## DATA PROVIDED
— Start —

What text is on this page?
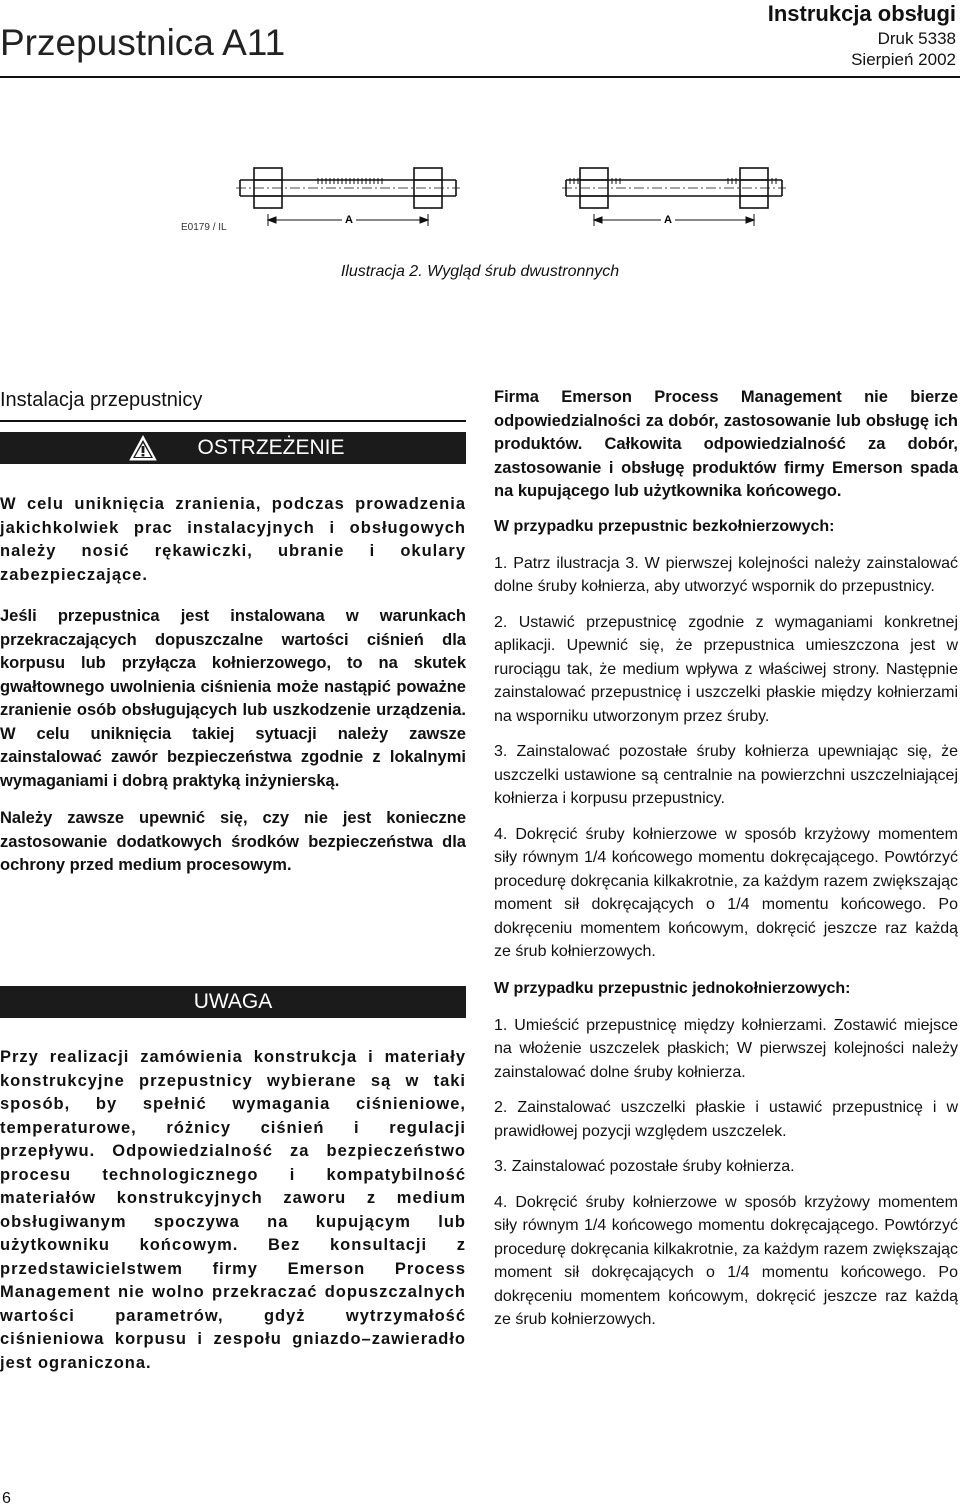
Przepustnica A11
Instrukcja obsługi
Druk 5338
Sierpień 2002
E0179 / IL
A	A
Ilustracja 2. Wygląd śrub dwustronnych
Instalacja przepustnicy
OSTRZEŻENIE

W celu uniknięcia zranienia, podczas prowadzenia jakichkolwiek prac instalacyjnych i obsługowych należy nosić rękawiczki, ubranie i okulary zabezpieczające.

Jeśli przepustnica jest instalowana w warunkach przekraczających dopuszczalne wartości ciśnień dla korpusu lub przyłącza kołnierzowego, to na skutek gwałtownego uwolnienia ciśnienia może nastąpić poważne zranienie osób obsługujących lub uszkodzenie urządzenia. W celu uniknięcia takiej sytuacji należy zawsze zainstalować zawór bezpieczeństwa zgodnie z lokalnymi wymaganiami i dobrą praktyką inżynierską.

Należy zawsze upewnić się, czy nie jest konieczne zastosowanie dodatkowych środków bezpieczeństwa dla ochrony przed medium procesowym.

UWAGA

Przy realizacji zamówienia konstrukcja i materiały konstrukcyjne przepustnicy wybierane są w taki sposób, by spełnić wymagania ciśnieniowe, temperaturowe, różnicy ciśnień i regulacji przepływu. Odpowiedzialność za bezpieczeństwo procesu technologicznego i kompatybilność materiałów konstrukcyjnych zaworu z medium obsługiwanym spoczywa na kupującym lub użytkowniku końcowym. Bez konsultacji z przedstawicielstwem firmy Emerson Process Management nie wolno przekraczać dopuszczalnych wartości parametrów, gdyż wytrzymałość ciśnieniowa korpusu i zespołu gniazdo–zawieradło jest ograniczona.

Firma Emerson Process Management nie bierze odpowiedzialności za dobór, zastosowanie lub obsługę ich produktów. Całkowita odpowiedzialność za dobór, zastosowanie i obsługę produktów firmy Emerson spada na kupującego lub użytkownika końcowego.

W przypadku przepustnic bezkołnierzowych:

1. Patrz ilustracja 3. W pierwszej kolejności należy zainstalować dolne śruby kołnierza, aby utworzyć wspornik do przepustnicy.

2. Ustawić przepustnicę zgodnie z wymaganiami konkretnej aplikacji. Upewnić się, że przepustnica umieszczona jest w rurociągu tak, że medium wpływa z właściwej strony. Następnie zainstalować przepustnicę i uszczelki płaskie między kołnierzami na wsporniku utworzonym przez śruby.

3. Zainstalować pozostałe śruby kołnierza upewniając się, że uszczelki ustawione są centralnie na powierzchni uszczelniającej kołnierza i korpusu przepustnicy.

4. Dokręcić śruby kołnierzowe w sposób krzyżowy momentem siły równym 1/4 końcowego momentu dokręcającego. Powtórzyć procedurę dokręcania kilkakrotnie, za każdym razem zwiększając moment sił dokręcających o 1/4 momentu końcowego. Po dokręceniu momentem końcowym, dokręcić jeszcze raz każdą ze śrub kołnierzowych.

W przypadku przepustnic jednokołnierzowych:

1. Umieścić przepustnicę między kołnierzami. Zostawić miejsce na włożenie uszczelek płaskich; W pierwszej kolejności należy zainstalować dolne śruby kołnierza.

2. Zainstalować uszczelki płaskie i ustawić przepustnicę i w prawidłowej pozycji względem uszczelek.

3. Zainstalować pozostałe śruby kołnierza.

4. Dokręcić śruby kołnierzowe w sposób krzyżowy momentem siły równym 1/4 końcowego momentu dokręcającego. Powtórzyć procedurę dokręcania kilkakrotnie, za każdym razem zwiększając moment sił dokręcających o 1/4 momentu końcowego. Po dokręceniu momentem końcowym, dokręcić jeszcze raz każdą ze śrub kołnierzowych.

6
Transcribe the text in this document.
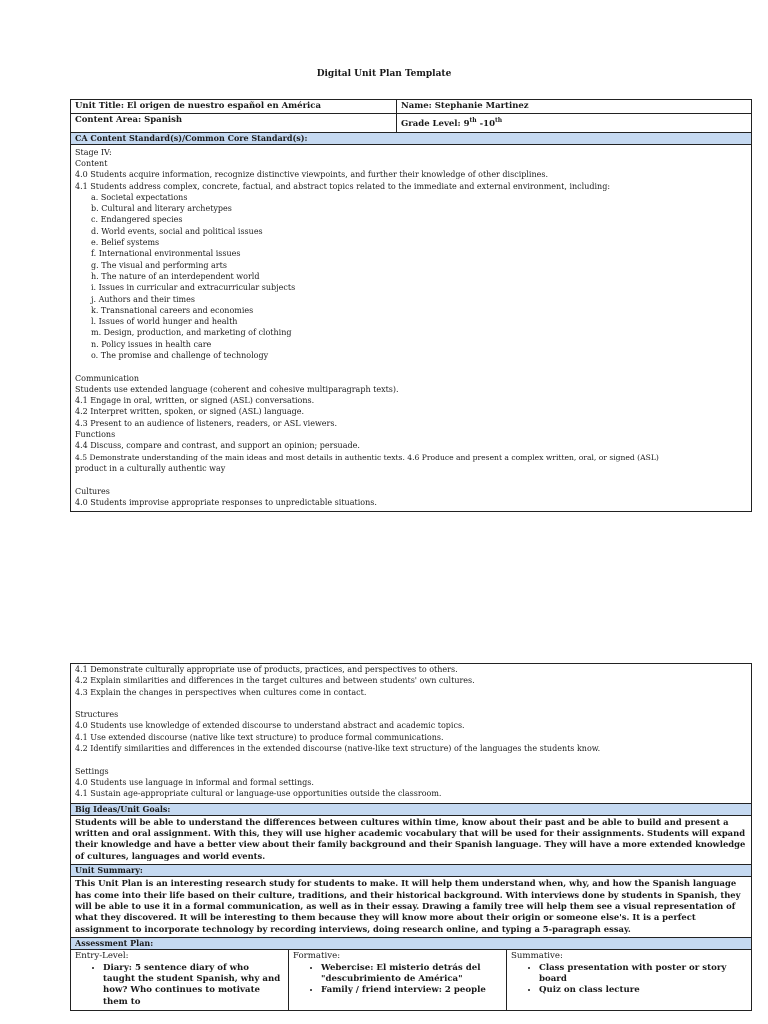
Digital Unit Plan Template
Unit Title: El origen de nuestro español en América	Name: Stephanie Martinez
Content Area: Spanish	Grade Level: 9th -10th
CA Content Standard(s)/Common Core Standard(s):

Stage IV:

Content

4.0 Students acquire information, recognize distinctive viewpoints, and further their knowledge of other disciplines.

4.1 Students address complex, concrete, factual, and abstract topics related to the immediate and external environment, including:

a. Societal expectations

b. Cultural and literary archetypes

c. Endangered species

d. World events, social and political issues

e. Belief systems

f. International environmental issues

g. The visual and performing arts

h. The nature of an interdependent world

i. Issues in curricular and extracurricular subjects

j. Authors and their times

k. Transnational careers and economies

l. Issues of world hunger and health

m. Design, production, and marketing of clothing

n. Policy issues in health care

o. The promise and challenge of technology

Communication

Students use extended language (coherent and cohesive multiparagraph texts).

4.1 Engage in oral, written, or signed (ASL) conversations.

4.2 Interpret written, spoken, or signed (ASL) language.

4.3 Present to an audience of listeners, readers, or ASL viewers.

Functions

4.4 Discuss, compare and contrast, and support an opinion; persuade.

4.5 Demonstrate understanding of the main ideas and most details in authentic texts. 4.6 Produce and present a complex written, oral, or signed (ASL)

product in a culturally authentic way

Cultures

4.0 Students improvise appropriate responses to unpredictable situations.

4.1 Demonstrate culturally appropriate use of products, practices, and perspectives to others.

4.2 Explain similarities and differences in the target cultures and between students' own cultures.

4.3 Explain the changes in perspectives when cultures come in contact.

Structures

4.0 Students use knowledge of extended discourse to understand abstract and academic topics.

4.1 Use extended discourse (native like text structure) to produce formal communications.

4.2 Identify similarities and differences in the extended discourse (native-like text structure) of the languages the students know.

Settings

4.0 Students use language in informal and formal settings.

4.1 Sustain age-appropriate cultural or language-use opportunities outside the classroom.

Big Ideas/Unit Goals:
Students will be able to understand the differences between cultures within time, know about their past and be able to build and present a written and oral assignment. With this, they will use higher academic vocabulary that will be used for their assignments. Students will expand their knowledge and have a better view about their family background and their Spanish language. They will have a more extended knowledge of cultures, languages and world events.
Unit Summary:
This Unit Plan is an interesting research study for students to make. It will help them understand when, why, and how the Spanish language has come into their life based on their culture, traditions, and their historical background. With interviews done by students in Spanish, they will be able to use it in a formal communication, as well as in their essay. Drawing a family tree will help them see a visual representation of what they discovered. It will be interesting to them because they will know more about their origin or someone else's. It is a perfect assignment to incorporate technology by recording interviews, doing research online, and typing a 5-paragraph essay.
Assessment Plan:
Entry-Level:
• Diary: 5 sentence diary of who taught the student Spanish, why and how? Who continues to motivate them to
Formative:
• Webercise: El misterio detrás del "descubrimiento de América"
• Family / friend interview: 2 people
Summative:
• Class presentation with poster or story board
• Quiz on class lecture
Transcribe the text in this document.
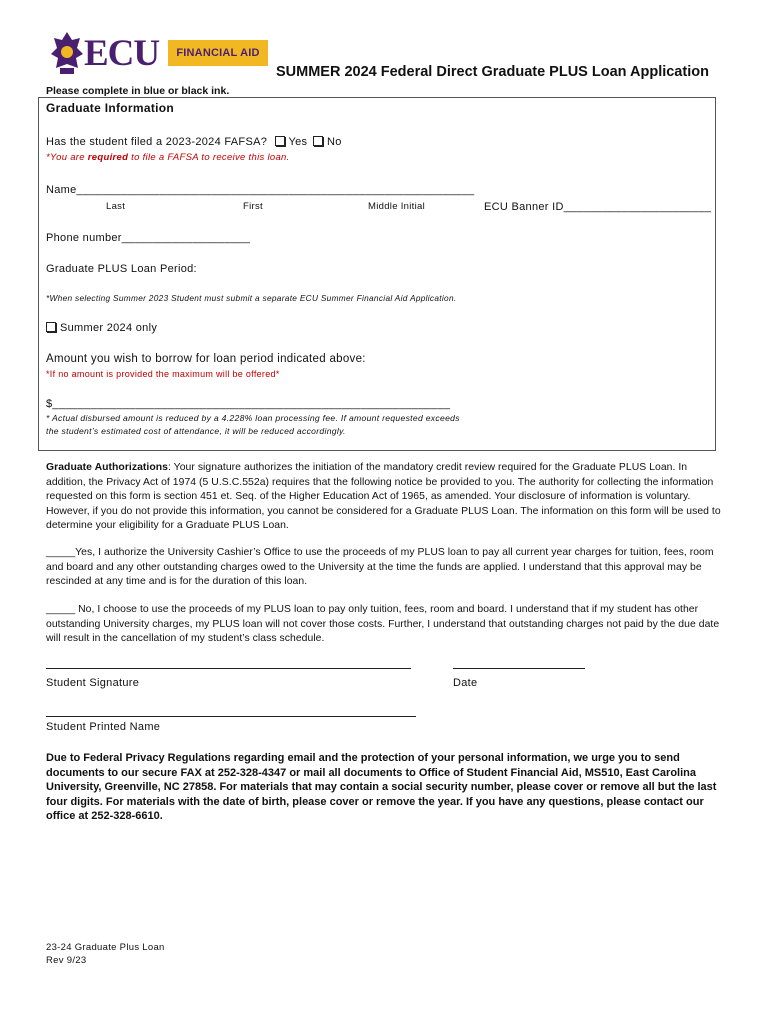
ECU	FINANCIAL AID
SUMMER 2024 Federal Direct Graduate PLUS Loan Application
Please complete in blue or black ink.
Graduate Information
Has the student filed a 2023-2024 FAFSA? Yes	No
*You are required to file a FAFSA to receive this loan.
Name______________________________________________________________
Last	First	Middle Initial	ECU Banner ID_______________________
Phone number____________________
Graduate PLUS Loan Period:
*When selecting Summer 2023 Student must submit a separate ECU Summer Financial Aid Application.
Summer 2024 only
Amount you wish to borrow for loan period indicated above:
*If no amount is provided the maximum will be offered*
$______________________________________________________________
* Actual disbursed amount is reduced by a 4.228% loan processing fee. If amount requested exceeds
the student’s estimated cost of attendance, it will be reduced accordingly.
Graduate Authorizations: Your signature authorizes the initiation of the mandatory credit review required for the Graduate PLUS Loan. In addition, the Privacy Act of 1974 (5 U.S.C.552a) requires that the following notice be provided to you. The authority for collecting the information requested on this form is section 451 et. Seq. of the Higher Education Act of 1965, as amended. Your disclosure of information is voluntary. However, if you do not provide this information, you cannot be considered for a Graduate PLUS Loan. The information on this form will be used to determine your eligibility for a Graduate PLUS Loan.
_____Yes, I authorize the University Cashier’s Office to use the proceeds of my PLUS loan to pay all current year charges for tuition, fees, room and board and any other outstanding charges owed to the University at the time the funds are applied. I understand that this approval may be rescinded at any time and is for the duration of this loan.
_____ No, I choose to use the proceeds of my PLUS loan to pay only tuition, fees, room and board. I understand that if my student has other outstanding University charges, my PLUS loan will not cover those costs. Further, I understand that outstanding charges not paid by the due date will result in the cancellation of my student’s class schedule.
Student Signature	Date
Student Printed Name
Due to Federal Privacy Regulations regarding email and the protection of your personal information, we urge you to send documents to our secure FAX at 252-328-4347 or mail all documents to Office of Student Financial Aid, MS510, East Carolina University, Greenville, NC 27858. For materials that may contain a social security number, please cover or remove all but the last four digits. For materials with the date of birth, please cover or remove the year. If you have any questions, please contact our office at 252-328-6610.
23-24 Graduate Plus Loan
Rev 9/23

— End —

## OBJECTIVE
Looking at the listing above, count the lines that contain "kolejności" and give nothing but the number.

## SOLUTION
2